A run of records →
* * *
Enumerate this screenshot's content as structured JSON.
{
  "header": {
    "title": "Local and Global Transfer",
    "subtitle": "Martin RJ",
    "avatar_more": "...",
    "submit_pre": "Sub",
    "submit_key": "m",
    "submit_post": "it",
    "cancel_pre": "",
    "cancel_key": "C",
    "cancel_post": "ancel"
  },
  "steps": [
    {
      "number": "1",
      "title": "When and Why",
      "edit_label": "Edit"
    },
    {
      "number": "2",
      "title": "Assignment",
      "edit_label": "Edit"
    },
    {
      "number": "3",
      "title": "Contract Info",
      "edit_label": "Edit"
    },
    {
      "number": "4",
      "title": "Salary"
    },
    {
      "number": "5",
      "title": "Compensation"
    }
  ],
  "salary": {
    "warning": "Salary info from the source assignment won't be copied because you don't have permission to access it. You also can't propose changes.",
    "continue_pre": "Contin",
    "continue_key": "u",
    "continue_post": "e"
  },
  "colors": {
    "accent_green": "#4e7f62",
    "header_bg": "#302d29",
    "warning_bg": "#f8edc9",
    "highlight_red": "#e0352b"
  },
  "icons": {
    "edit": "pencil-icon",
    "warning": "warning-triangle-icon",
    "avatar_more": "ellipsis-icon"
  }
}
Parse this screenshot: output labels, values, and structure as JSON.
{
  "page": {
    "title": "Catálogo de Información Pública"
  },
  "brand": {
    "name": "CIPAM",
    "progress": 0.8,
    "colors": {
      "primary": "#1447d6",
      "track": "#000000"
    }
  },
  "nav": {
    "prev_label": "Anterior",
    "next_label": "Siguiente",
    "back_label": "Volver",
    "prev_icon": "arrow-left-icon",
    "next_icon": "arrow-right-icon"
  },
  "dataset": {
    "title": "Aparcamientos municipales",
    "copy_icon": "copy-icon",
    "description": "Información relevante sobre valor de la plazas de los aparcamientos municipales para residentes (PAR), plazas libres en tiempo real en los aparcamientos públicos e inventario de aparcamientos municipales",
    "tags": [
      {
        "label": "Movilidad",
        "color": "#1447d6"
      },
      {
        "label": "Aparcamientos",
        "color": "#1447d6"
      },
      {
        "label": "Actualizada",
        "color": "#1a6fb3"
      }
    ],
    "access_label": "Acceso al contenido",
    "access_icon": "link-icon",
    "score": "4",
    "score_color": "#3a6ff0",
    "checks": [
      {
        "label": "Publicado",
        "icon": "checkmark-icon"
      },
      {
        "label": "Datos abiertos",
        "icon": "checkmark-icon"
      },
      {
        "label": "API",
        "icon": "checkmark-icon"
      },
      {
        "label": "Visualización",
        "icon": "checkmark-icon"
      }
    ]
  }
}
* * *
GIVEN EXERCISE →
Write out every entry above, word for word.

CORRECT ANSWER →
Enumerate this screenshot's content as structured JSON.
{
  "header": {
    "title": "Local and Global Transfer",
    "subtitle": "Martin RJ",
    "avatar_more": "...",
    "submit_pre": "Sub",
    "submit_key": "m",
    "submit_post": "it",
    "cancel_pre": "",
    "cancel_key": "C",
    "cancel_post": "ancel"
  },
  "steps": [
    {
      "number": "1",
      "title": "When and Why",
      "edit_label": "Edit"
    },
    {
      "number": "2",
      "title": "Assignment",
      "edit_label": "Edit"
    },
    {
      "number": "3",
      "title": "Contract Info",
      "edit_label": "Edit"
    },
    {
      "number": "4",
      "title": "Salary"
    },
    {
      "number": "5",
      "title": "Compensation"
    }
  ],
  "salary": {
    "warning": "Salary info from the source assignment won't be copied because you don't have permission to access it. You also can't propose changes.",
    "continue_pre": "Contin",
    "continue_key": "u",
    "continue_post": "e"
  },
  "colors": {
    "accent_green": "#4e7f62",
    "header_bg": "#302d29",
    "warning_bg": "#f8edc9",
    "highlight_red": "#e0352b"
  },
  "icons": {
    "edit": "pencil-icon",
    "warning": "warning-triangle-icon",
    "avatar_more": "ellipsis-icon"
  }
}
Parse this screenshot: output labels, values, and structure as JSON.
{
  "page": {
    "title": "Catálogo de Información Pública"
  },
  "brand": {
    "name": "CIPAM",
    "progress": 0.8,
    "colors": {
      "primary": "#1447d6",
      "track": "#000000"
    }
  },
  "nav": {
    "prev_label": "Anterior",
    "next_label": "Siguiente",
    "back_label": "Volver",
    "prev_icon": "arrow-left-icon",
    "next_icon": "arrow-right-icon"
  },
  "dataset": {
    "title": "Aparcamientos municipales",
    "copy_icon": "copy-icon",
    "description": "Información relevante sobre valor de la plazas de los aparcamientos municipales para residentes (PAR), plazas libres en tiempo real en los aparcamientos públicos e inventario de aparcamientos municipales",
    "tags": [
      {
        "label": "Movilidad",
        "color": "#1447d6"
      },
      {
        "label": "Aparcamientos",
        "color": "#1447d6"
      },
      {
        "label": "Actualizada",
        "color": "#1a6fb3"
      }
    ],
    "access_label": "Acceso al contenido",
    "access_icon": "link-icon",
    "score": "4",
    "score_color": "#3a6ff0",
    "checks": [
      {
        "label": "Publicado",
        "icon": "checkmark-icon"
      },
      {
        "label": "Datos abiertos",
        "icon": "checkmark-icon"
      },
      {
        "label": "API",
        "icon": "checkmark-icon"
      },
      {
        "label": "Visualización",
        "icon": "checkmark-icon"
      }
    ]
  }
}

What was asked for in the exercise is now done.